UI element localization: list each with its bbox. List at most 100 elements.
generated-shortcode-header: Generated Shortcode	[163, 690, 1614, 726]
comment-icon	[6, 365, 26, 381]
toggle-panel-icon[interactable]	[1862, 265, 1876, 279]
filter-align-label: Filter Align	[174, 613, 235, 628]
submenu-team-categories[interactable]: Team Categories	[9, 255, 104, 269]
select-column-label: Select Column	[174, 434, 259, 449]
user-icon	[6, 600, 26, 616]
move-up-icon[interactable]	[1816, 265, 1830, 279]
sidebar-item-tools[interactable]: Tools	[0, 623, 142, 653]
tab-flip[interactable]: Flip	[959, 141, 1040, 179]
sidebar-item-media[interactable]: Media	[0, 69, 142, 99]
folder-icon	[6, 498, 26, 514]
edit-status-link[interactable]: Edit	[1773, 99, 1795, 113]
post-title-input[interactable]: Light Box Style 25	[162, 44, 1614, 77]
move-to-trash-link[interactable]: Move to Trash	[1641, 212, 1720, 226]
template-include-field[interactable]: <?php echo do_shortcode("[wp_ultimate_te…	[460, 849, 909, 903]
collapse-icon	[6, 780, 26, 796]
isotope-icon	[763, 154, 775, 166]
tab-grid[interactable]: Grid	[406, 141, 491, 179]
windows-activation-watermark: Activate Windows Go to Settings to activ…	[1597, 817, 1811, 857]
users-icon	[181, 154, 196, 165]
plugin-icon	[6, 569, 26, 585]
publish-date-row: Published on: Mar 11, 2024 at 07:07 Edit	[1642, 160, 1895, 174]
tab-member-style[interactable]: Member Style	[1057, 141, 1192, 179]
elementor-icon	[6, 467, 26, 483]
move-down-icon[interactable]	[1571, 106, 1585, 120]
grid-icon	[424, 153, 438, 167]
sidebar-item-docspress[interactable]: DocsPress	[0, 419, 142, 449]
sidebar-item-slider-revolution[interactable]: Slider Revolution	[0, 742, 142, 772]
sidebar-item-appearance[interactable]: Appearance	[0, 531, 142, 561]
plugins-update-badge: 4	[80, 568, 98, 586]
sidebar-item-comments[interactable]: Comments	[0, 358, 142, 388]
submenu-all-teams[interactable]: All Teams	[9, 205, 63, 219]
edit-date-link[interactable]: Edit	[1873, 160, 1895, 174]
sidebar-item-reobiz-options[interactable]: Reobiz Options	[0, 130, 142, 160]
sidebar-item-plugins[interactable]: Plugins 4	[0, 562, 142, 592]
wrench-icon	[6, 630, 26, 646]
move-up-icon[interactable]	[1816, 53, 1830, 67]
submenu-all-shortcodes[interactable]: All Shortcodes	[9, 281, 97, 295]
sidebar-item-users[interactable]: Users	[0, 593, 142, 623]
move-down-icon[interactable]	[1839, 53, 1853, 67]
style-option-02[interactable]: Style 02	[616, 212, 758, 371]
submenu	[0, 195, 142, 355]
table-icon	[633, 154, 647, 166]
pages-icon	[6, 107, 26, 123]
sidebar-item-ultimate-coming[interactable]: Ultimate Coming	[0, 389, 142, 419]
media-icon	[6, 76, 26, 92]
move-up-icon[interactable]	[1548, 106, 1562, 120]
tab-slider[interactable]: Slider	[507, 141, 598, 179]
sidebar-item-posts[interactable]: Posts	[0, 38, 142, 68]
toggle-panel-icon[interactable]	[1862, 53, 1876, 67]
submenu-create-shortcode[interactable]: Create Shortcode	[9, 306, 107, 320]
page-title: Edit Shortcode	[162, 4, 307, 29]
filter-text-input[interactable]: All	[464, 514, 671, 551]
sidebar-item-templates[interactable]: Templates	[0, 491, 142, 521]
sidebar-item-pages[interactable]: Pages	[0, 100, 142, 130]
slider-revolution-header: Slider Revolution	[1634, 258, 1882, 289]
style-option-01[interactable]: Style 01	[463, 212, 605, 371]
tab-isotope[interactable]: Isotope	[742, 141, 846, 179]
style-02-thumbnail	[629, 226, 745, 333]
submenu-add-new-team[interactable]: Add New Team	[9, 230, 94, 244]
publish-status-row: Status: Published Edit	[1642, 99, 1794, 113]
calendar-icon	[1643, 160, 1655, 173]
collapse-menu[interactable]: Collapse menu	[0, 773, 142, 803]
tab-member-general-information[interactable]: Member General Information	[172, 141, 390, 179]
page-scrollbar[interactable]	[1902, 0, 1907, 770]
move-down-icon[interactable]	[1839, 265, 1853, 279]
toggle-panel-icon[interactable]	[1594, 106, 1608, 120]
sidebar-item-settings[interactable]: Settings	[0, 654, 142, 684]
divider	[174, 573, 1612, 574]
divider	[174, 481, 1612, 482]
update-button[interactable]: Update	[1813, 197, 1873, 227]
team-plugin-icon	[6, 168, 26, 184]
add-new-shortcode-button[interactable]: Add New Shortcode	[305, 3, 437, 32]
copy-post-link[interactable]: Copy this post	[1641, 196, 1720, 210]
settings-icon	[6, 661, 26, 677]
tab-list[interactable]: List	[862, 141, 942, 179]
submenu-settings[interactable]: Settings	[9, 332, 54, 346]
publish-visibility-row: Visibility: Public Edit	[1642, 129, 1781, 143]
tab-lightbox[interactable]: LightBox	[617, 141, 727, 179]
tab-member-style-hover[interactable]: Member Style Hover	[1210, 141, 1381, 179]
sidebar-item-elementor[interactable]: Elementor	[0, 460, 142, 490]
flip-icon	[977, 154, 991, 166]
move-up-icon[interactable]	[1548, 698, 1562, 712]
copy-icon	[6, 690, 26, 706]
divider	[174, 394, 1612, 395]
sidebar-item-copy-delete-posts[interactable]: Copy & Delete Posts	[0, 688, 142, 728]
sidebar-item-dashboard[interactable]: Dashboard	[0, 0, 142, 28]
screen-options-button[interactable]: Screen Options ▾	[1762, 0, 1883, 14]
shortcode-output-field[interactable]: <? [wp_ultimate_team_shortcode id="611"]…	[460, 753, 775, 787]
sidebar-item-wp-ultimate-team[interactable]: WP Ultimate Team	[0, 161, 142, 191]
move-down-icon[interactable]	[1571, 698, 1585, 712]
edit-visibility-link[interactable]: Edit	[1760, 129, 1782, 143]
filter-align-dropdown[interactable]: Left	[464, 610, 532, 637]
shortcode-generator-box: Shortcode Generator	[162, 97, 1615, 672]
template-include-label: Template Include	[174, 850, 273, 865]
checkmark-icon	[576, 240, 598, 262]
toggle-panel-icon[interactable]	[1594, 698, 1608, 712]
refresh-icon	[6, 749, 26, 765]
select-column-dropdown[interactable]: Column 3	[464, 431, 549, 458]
^^^^^^^^
Given task:
Report the number of rows above that contain the string "users". Give only the number.

Answer to this problem:
2